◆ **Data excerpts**
◆ ◆ ◆ ◆ ◆ ◆ ◆

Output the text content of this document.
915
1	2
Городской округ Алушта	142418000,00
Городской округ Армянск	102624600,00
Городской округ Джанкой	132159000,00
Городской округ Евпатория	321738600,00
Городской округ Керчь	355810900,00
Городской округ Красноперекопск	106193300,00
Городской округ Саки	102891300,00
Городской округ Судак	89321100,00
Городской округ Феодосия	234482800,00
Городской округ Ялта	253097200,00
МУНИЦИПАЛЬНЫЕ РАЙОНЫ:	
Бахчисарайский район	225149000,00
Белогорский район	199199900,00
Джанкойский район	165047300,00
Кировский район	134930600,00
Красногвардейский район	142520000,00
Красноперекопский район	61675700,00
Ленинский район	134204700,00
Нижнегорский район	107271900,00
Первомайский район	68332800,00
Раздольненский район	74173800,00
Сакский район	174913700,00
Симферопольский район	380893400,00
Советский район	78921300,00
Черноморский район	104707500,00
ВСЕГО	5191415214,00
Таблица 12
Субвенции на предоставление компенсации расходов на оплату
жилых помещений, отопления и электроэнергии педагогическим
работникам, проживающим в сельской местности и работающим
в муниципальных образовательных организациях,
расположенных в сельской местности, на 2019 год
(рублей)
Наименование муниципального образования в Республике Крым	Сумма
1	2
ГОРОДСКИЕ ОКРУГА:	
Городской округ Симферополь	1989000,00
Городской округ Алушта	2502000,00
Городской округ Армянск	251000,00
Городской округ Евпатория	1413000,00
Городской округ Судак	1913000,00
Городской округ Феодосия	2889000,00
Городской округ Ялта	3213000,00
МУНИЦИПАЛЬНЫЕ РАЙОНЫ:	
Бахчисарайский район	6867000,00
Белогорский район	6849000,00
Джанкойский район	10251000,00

◆ ◆ ◆ ◆ ◆ ◆ ◆

◆ **WRITTEN EXERCISE**
Note how many lines in the listing above hold the string "сельской", then give only that figure.

◆ **SOLVED PROBLEM**
2